> _Short problem_: Reproduce every line of the listing as written, apart from the pictures.

─── Material

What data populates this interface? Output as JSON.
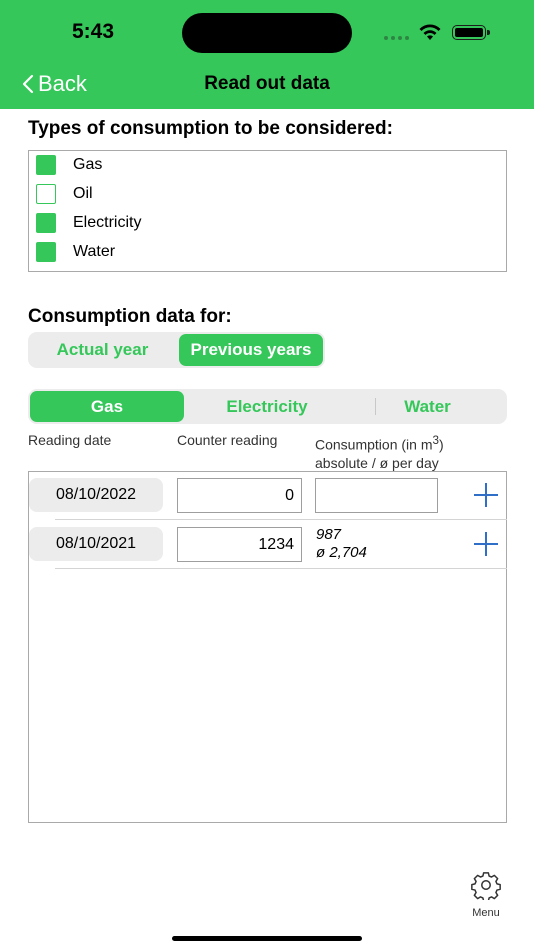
{
  "status": {
    "time": "5:43"
  },
  "nav": {
    "back_label": "Back",
    "title": "Read out data"
  },
  "types_section": {
    "heading": "Types of consumption to be considered:",
    "items": [
      {
        "label": "Gas",
        "checked": true
      },
      {
        "label": "Oil",
        "checked": false
      },
      {
        "label": "Electricity",
        "checked": true
      },
      {
        "label": "Water",
        "checked": true
      }
    ]
  },
  "consumption_section": {
    "heading": "Consumption data for:",
    "year_options": [
      "Actual year",
      "Previous years"
    ],
    "year_selected": "Previous years"
  },
  "type_tabs": {
    "options": [
      "Gas",
      "Electricity",
      "Water"
    ],
    "selected": "Gas"
  },
  "columns": {
    "reading_date": "Reading date",
    "counter_reading": "Counter reading",
    "consumption_line1": "Consumption (in m",
    "consumption_sup": "3",
    "consumption_line1_end": ")",
    "consumption_line2": "absolute / ø per day"
  },
  "rows": [
    {
      "date": "08/10/2022",
      "counter": "0",
      "absolute": "",
      "per_day": ""
    },
    {
      "date": "08/10/2021",
      "counter": "1234",
      "absolute": "987",
      "per_day": "ø 2,704"
    }
  ],
  "menu": {
    "label": "Menu",
    "icon": "gear-icon"
  },
  "colors": {
    "accent": "#35c75a",
    "plus": "#2f6fc8"
  }
}
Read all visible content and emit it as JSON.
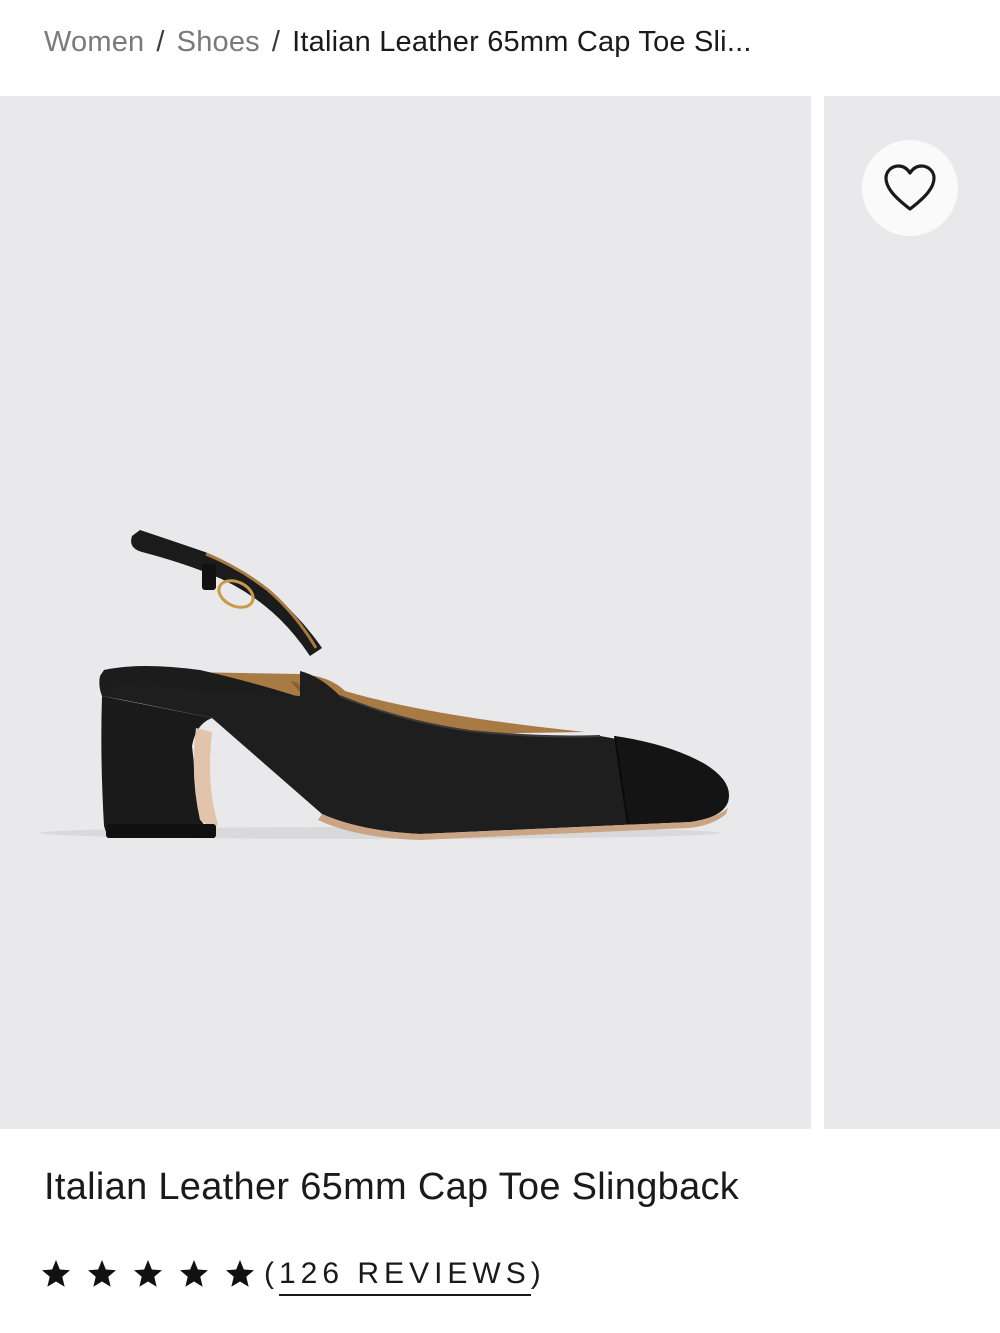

──────

> _Right answer_:
What data populates this interface? Output as JSON.
{
  "status": {
    "time": "5:43"
  },
  "nav": {
    "back_label": "Back",
    "title": "Read out data"
  },
  "types_section": {
    "heading": "Types of consumption to be considered:",
    "items": [
      {
        "label": "Gas",
        "checked": true
      },
      {
        "label": "Oil",
        "checked": false
      },
      {
        "label": "Electricity",
        "checked": true
      },
      {
        "label": "Water",
        "checked": true
      }
    ]
  },
  "consumption_section": {
    "heading": "Consumption data for:",
    "year_options": [
      "Actual year",
      "Previous years"
    ],
    "year_selected": "Previous years"
  },
  "type_tabs": {
    "options": [
      "Gas",
      "Electricity",
      "Water"
    ],
    "selected": "Gas"
  },
  "columns": {
    "reading_date": "Reading date",
    "counter_reading": "Counter reading",
    "consumption_line1": "Consumption (in m",
    "consumption_sup": "3",
    "consumption_line1_end": ")",
    "consumption_line2": "absolute / ø per day"
  },
  "rows": [
    {
      "date": "08/10/2022",
      "counter": "0",
      "absolute": "",
      "per_day": ""
    },
    {
      "date": "08/10/2021",
      "counter": "1234",
      "absolute": "987",
      "per_day": "ø 2,704"
    }
  ],
  "menu": {
    "label": "Menu",
    "icon": "gear-icon"
  },
  "colors": {
    "accent": "#35c75a",
    "plus": "#2f6fc8"
  }
}
Read all visible content and emit it as JSON.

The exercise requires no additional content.